● EXERCISE DESCRIPTION: Please copy the entries below word for word.

● EXERCISE MATERIAL:
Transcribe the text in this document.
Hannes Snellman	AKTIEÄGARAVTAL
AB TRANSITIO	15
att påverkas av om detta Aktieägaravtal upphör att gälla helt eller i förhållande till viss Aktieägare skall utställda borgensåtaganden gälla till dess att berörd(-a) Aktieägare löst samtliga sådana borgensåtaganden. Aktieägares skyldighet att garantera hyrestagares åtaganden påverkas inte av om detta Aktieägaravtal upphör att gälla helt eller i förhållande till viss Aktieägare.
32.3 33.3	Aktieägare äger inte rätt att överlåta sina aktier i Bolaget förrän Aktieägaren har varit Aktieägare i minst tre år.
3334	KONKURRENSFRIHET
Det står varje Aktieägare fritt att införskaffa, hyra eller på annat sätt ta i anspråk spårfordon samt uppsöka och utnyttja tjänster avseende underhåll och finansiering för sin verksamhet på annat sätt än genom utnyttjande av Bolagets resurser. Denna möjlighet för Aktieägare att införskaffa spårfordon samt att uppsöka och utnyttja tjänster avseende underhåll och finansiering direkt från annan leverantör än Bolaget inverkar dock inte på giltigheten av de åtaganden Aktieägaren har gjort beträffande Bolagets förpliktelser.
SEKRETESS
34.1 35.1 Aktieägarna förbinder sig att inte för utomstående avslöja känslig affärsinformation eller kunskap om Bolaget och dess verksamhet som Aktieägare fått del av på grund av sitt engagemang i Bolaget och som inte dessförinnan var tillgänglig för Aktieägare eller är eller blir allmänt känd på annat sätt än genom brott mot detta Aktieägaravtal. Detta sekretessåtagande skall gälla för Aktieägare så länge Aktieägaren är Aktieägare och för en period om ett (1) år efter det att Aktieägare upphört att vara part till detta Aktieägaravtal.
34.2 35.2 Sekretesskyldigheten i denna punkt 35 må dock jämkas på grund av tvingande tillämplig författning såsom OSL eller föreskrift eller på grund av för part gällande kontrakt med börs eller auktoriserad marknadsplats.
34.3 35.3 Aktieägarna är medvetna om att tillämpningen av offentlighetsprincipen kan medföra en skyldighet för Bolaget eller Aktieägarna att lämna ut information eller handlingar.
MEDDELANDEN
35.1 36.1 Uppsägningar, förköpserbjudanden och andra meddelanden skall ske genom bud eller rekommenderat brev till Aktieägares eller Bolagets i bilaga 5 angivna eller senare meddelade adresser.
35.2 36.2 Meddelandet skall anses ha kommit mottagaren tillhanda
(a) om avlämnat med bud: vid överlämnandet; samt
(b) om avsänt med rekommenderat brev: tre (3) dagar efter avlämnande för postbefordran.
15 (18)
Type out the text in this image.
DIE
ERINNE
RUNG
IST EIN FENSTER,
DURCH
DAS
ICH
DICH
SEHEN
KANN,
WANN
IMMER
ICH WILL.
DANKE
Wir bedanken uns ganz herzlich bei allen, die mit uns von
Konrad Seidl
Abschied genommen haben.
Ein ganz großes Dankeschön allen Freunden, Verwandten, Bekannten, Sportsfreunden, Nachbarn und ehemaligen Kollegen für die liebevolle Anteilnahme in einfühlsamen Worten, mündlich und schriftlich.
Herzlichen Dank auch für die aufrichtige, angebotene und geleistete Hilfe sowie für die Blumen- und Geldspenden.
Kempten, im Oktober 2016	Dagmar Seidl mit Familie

● RESULT FOR THIS TASK:
Transcribe the text in this document.
Hannes Snellman	AKTIEÄGARAVTAL
AB TRANSITIO	15
att påverkas av om detta Aktieägaravtal upphör att gälla helt eller i förhållande till viss Aktieägare skall utställda borgensåtaganden gälla till dess att berörd(-a) Aktieägare löst samtliga sådana borgensåtaganden. Aktieägares skyldighet att garantera hyrestagares åtaganden påverkas inte av om detta Aktieägaravtal upphör att gälla helt eller i förhållande till viss Aktieägare.
32.3 33.3	Aktieägare äger inte rätt att överlåta sina aktier i Bolaget förrän Aktieägaren har varit Aktieägare i minst tre år.
3334	KONKURRENSFRIHET
Det står varje Aktieägare fritt att införskaffa, hyra eller på annat sätt ta i anspråk spårfordon samt uppsöka och utnyttja tjänster avseende underhåll och finansiering för sin verksamhet på annat sätt än genom utnyttjande av Bolagets resurser. Denna möjlighet för Aktieägare att införskaffa spårfordon samt att uppsöka och utnyttja tjänster avseende underhåll och finansiering direkt från annan leverantör än Bolaget inverkar dock inte på giltigheten av de åtaganden Aktieägaren har gjort beträffande Bolagets förpliktelser.
SEKRETESS
34.1 35.1 Aktieägarna förbinder sig att inte för utomstående avslöja känslig affärsinformation eller kunskap om Bolaget och dess verksamhet som Aktieägare fått del av på grund av sitt engagemang i Bolaget och som inte dessförinnan var tillgänglig för Aktieägare eller är eller blir allmänt känd på annat sätt än genom brott mot detta Aktieägaravtal. Detta sekretessåtagande skall gälla för Aktieägare så länge Aktieägaren är Aktieägare och för en period om ett (1) år efter det att Aktieägare upphört att vara part till detta Aktieägaravtal.
34.2 35.2 Sekretesskyldigheten i denna punkt 35 må dock jämkas på grund av tvingande tillämplig författning såsom OSL eller föreskrift eller på grund av för part gällande kontrakt med börs eller auktoriserad marknadsplats.
34.3 35.3 Aktieägarna är medvetna om att tillämpningen av offentlighetsprincipen kan medföra en skyldighet för Bolaget eller Aktieägarna att lämna ut information eller handlingar.
MEDDELANDEN
35.1 36.1 Uppsägningar, förköpserbjudanden och andra meddelanden skall ske genom bud eller rekommenderat brev till Aktieägares eller Bolagets i bilaga 5 angivna eller senare meddelade adresser.
35.2 36.2 Meddelandet skall anses ha kommit mottagaren tillhanda
(a) om avlämnat med bud: vid överlämnandet; samt
(b) om avsänt med rekommenderat brev: tre (3) dagar efter avlämnande för postbefordran.
15 (18)
Type out the text in this image.
DIE
ERINNE
RUNG
IST EIN FENSTER,
DURCH
DAS
ICH
DICH
SEHEN
KANN,
WANN
IMMER
ICH WILL.
DANKE
Wir bedanken uns ganz herzlich bei allen, die mit uns von
Konrad Seidl
Abschied genommen haben.
Ein ganz großes Dankeschön allen Freunden, Verwandten, Bekannten, Sportsfreunden, Nachbarn und ehemaligen Kollegen für die liebevolle Anteilnahme in einfühlsamen Worten, mündlich und schriftlich.
Herzlichen Dank auch für die aufrichtige, angebotene und geleistete Hilfe sowie für die Blumen- und Geldspenden.
Kempten, im Oktober 2016	Dagmar Seidl mit Familie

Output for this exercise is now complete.